[What is required] Turn the lines below into a numbered list, leaving out any blank lines.

[Material for this task]
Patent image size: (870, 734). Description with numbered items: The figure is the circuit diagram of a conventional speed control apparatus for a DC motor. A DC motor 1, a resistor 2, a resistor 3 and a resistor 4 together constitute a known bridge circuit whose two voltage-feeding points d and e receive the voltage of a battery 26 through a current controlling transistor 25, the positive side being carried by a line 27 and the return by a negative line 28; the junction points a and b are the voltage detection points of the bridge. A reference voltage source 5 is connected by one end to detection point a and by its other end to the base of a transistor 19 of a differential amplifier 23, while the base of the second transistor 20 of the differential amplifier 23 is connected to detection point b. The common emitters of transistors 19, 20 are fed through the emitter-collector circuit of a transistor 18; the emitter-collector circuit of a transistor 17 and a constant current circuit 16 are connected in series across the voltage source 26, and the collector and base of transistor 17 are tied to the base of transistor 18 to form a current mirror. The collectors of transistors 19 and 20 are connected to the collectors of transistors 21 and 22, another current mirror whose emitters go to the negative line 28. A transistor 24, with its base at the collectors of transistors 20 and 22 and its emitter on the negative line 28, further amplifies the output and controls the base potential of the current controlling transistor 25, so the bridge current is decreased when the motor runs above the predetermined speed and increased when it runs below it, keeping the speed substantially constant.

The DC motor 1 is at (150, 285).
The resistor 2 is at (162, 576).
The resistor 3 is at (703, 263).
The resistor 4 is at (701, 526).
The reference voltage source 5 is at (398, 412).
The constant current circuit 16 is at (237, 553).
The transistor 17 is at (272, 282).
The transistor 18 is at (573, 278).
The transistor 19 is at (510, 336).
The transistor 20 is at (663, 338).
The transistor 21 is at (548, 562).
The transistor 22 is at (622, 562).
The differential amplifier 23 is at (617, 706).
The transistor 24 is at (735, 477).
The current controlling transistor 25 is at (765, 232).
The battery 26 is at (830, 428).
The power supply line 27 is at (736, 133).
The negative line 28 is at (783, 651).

[Output for this exercise]
1. Patent image size: (870, 734). Description with numbered items: The figure is the circuit diagram of a conventional speed control apparatus for a DC motor. A DC motor 1, a resistor 2, a resistor 3 and a resistor 4 together constitute a known bridge circuit whose two voltage-feeding points d and e receive the voltage of a battery 26 through a current controlling transistor 25, the positive side being carried by a line 27 and the return by a negative line 28; the junction points a and b are the voltage detection points of the bridge. A reference voltage source 5 is connected by one end to detection point a and by its other end to the base of a transistor 19 of a differential amplifier 23, while the base of the second transistor 20 of the differential amplifier 23 is connected to detection point b. The common emitters of transistors 19, 20 are fed through the emitter-collector circuit of a transistor 18; the emitter-collector circuit of a transistor 17 and a constant current circuit 16 are connected in series across the voltage source 26, and the collector and base of transistor 17 are tied to the base of transistor 18 to form a current mirror. The collectors of transistors 19 and 20 are connected to the collectors of transistors 21 and 22, another current mirror whose emitters go to the negative line 28. A transistor 24, with its base at the collectors of transistors 20 and 22 and its emitter on the negative line 28, further amplifies the output and controls the base potential of the current controlling transistor 25, so the bridge current is decreased when the motor runs above the predetermined speed and increased when it runs below it, keeping the speed substantially constant.
2. The DC motor 1 is at (150, 285).
3. The resistor 2 is at (162, 576).
4. The resistor 3 is at (703, 263).
5. The resistor 4 is at (701, 526).
6. The reference voltage source 5 is at (398, 412).
7. The constant current circuit 16 is at (237, 553).
8. The transistor 17 is at (272, 282).
9. The transistor 18 is at (573, 278).
10. The transistor 19 is at (510, 336).
11. The transistor 20 is at (663, 338).
12. The transistor 21 is at (548, 562).
13. The transistor 22 is at (622, 562).
14. The differential amplifier 23 is at (617, 706).
15. The transistor 24 is at (735, 477).
16. The current controlling transistor 25 is at (765, 232).
17. The battery 26 is at (830, 428).
18. The power supply line 27 is at (736, 133).
19. The negative line 28 is at (783, 651).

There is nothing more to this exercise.